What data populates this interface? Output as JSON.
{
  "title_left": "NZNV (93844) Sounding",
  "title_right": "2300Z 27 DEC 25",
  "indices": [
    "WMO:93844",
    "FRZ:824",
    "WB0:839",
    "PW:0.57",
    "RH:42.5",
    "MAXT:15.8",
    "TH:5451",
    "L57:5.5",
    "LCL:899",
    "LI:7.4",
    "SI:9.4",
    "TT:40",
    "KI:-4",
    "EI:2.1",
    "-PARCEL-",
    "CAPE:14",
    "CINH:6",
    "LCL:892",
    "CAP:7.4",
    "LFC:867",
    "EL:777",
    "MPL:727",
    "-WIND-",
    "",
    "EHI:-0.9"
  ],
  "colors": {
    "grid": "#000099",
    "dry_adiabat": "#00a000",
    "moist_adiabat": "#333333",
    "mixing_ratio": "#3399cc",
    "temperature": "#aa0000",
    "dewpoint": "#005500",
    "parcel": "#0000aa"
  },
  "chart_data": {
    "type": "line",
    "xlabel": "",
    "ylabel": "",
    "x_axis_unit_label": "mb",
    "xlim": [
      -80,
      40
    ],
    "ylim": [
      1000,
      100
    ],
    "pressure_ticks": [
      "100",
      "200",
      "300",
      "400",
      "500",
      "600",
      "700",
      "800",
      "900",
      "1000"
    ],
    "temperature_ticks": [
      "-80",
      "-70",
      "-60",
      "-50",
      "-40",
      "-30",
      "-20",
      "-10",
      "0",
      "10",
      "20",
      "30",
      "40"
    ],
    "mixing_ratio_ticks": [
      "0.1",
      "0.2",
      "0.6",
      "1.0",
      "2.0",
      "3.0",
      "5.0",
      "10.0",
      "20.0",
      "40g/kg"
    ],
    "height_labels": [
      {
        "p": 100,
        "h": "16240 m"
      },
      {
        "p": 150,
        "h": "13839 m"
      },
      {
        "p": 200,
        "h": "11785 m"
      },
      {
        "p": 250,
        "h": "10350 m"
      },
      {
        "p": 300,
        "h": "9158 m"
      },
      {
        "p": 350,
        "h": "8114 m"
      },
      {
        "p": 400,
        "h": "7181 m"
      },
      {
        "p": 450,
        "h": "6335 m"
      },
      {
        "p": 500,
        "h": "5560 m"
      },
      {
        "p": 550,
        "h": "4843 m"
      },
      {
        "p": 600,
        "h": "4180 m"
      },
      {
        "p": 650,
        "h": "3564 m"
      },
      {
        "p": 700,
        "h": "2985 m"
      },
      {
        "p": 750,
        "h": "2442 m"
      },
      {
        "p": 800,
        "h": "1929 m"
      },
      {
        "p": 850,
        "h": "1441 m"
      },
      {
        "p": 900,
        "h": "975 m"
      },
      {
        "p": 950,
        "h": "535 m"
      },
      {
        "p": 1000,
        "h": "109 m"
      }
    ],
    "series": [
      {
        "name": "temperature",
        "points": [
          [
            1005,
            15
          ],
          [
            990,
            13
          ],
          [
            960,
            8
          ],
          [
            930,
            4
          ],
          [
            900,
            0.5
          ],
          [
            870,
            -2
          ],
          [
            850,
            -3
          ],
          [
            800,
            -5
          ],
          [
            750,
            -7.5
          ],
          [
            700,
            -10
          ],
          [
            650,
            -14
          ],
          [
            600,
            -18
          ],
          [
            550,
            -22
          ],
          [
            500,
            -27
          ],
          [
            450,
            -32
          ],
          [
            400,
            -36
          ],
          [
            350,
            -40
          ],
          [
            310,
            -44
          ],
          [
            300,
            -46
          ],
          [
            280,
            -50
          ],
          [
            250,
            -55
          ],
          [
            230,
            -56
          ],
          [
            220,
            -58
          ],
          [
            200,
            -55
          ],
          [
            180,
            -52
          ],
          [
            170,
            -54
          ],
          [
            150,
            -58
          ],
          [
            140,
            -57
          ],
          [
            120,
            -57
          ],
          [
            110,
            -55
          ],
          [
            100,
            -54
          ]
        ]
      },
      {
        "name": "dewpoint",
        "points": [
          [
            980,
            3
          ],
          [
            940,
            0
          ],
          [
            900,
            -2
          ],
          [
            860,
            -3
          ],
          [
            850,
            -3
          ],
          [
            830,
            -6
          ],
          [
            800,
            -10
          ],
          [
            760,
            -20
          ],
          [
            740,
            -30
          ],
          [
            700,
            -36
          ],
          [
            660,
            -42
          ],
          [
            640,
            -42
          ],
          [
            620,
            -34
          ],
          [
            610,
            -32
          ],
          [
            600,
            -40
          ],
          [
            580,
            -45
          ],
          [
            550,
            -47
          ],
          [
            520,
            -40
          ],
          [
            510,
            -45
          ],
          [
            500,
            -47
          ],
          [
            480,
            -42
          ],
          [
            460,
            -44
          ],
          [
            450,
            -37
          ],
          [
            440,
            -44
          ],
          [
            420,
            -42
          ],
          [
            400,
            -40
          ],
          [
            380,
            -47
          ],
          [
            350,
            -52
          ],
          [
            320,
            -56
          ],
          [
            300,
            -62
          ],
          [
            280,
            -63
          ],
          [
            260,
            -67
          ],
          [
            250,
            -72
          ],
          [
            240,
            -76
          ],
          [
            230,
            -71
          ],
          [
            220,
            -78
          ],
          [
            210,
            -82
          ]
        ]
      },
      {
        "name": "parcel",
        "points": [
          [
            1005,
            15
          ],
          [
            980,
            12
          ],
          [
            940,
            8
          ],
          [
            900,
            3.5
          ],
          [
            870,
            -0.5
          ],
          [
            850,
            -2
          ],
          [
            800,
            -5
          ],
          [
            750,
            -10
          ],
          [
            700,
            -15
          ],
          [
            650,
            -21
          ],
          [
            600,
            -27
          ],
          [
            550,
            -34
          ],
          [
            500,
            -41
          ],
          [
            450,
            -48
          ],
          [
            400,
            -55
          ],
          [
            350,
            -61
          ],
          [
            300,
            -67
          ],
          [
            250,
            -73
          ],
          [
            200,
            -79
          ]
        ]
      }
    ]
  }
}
═══
_Job:_
Using the listing above, list every line in which the string "name" occurs.

_Answer to the task:_
        "name": "temperature",
        "name": "dewpoint",
        "name": "parcel",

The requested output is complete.